Stored data:
## Start

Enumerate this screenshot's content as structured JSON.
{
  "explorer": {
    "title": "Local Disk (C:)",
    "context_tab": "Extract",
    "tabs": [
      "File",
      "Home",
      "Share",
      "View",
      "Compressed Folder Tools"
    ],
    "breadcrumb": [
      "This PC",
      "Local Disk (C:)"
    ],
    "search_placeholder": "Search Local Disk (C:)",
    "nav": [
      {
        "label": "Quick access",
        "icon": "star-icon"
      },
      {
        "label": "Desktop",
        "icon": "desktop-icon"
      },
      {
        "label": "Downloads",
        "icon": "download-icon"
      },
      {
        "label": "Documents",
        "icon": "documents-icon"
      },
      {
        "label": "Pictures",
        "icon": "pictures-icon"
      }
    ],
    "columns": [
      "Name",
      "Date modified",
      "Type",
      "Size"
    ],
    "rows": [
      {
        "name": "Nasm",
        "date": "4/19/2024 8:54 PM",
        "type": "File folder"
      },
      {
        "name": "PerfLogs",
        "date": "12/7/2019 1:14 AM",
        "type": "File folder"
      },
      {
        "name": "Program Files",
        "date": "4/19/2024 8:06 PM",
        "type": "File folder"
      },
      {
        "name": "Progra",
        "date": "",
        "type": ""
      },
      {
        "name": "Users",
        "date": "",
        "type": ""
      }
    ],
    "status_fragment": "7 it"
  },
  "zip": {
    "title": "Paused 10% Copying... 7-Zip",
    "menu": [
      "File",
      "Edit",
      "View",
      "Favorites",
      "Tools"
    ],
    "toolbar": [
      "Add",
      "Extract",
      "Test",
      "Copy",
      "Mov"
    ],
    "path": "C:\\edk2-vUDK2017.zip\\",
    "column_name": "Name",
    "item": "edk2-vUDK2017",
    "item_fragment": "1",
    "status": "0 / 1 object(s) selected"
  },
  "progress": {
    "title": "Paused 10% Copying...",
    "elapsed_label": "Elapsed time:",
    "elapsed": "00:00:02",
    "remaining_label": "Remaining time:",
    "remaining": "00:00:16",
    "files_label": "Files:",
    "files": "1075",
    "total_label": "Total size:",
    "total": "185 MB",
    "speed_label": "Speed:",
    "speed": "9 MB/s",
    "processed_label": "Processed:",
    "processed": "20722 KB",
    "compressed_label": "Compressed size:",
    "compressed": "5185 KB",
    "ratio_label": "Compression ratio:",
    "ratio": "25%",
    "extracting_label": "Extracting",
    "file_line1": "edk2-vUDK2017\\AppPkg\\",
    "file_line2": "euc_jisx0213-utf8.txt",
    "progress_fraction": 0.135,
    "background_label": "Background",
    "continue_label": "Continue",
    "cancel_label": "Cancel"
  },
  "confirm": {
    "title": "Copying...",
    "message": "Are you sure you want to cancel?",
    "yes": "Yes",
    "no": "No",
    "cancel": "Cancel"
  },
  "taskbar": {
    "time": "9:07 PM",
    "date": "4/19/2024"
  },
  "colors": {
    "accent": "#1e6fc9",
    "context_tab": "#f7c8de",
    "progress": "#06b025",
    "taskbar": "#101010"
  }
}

## End

_Brief_
Report only the number of lines in the data above that contain "Copying".

_Expected output_
3